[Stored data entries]
··········
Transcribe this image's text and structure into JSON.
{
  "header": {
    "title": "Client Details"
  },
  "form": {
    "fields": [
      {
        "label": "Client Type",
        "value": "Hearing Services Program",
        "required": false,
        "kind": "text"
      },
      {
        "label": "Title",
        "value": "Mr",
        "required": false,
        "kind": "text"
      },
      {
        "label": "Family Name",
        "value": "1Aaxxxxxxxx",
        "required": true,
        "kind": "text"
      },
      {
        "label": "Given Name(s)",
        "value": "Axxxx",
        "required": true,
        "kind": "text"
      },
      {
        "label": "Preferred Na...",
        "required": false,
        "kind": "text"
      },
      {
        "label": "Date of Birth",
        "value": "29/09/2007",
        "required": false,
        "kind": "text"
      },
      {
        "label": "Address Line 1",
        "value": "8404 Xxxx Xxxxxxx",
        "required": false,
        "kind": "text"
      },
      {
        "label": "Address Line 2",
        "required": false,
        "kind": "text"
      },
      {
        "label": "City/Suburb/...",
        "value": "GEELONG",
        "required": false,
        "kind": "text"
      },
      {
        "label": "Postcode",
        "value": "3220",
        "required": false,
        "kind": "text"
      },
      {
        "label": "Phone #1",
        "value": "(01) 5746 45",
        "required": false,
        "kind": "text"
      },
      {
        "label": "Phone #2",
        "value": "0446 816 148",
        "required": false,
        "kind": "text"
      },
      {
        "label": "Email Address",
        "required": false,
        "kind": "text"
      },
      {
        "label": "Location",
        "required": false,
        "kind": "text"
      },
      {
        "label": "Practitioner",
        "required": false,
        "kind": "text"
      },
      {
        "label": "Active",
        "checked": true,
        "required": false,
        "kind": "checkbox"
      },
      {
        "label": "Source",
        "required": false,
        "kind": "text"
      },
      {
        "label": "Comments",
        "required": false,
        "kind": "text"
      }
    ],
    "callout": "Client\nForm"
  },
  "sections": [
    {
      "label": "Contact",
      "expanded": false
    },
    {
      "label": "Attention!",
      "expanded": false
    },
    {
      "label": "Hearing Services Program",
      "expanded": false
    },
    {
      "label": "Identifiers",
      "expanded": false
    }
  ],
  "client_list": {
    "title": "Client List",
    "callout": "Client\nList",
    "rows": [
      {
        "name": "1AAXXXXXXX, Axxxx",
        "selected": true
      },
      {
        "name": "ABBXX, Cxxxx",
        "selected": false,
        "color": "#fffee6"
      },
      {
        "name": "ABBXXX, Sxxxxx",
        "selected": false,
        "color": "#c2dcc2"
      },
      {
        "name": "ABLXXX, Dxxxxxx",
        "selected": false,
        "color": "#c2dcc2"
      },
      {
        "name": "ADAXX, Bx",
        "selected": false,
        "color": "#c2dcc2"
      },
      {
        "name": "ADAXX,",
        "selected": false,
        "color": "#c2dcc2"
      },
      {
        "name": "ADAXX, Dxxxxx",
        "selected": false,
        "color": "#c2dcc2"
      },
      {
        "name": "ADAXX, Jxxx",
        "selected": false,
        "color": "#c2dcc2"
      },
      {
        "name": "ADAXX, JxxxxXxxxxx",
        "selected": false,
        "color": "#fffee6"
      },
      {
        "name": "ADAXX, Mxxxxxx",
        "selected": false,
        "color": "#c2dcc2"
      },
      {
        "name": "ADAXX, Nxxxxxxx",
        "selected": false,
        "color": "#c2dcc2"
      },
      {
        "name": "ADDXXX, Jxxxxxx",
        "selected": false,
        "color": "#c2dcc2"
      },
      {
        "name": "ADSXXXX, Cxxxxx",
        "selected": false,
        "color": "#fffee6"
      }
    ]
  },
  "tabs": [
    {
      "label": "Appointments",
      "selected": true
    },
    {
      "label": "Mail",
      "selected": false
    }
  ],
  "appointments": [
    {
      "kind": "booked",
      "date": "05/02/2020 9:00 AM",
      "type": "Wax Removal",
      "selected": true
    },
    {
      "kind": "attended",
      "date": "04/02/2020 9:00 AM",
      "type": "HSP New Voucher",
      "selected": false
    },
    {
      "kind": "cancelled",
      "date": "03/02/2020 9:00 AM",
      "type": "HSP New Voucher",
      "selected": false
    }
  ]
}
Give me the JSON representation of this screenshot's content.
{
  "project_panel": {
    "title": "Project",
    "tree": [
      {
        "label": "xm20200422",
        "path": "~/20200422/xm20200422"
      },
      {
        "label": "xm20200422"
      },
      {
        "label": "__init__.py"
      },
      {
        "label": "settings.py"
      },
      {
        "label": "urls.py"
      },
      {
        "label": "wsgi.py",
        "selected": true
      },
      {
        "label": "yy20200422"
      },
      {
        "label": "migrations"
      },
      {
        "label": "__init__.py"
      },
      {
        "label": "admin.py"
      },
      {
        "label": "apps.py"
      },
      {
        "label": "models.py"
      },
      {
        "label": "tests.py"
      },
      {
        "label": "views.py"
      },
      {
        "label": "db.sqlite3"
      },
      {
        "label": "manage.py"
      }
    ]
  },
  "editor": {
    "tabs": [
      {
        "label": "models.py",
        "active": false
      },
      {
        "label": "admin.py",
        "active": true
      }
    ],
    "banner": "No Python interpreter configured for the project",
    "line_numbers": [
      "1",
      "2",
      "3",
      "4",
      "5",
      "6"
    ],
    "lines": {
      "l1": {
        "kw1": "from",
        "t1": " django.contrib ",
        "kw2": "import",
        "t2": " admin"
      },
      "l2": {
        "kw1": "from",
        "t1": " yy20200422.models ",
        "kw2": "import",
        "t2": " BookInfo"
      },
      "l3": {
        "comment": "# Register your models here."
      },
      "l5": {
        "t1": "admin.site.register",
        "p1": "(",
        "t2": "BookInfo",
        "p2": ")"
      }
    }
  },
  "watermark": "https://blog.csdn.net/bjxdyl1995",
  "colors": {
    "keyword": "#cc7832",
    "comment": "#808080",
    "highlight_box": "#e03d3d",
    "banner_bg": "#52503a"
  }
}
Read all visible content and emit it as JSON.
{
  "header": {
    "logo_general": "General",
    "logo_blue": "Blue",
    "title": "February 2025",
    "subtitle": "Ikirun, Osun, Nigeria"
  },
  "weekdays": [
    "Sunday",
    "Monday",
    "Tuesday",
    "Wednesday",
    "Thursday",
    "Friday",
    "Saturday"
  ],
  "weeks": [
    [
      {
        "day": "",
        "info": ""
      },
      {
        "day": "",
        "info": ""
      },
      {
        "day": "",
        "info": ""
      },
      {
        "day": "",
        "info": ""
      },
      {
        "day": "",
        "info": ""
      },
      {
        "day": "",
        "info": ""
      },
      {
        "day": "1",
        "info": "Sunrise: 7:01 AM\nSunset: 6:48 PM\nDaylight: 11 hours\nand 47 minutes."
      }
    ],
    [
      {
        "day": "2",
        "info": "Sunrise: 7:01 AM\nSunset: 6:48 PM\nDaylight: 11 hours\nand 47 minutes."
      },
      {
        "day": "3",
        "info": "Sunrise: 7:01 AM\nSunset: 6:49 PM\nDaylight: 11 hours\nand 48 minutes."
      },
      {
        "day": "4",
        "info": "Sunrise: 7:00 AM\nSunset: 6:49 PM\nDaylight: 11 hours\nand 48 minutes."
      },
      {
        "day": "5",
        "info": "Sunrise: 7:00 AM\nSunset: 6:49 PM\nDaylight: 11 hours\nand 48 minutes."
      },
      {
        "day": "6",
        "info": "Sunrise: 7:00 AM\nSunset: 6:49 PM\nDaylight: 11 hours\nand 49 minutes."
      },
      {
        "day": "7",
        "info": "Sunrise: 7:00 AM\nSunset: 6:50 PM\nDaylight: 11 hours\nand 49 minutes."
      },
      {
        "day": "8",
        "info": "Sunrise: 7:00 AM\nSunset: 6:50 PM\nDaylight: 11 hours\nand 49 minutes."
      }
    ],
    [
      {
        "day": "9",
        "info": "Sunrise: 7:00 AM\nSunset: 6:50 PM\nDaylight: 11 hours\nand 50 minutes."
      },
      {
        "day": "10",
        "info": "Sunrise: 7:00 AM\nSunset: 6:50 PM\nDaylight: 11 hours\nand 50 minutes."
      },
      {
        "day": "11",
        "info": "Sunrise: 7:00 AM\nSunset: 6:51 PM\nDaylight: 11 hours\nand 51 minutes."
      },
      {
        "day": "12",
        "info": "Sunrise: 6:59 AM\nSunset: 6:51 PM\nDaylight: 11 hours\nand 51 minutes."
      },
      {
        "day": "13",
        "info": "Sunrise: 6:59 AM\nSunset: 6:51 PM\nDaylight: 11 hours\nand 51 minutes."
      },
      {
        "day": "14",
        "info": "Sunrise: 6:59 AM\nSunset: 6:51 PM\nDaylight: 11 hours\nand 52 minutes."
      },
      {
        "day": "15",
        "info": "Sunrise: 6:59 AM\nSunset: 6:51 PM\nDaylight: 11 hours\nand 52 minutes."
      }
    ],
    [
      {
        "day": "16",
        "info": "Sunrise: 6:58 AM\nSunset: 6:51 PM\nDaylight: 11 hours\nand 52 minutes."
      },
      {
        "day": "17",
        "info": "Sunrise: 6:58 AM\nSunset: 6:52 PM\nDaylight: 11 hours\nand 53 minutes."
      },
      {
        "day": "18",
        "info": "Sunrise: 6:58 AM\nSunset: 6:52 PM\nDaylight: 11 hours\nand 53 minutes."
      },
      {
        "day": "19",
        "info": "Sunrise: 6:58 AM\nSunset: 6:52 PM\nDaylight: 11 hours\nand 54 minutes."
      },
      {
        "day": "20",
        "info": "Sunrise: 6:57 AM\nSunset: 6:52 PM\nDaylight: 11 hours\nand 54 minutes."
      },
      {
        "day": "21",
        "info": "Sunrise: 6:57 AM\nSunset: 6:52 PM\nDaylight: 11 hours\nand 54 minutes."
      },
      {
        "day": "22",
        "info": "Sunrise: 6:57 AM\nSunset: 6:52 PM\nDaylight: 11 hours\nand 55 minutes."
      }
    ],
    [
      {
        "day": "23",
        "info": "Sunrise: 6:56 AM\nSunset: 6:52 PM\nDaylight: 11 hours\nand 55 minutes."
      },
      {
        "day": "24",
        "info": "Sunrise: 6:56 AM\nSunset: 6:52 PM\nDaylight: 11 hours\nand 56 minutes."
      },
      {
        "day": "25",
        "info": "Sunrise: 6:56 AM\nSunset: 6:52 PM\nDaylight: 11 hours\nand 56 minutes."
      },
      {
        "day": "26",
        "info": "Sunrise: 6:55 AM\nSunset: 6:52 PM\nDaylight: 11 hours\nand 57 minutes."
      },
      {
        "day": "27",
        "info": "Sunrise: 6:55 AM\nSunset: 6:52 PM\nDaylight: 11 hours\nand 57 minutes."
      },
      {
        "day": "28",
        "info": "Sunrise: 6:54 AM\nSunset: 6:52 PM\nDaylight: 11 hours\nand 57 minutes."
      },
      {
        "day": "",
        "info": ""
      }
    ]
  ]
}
··········
What you have to do:
Copy out every line that includes the word "value".

Answer for the task:
        "value": "Hearing Services Program",
        "value": "Mr",
        "value": "1Aaxxxxxxxx",
        "value": "Axxxx",
        "value": "29/09/2007",
        "value": "8404 Xxxx Xxxxxxx",
        "value": "GEELONG",
        "value": "3220",
        "value": "(01) 5746 45",
        "value": "0446 816 148",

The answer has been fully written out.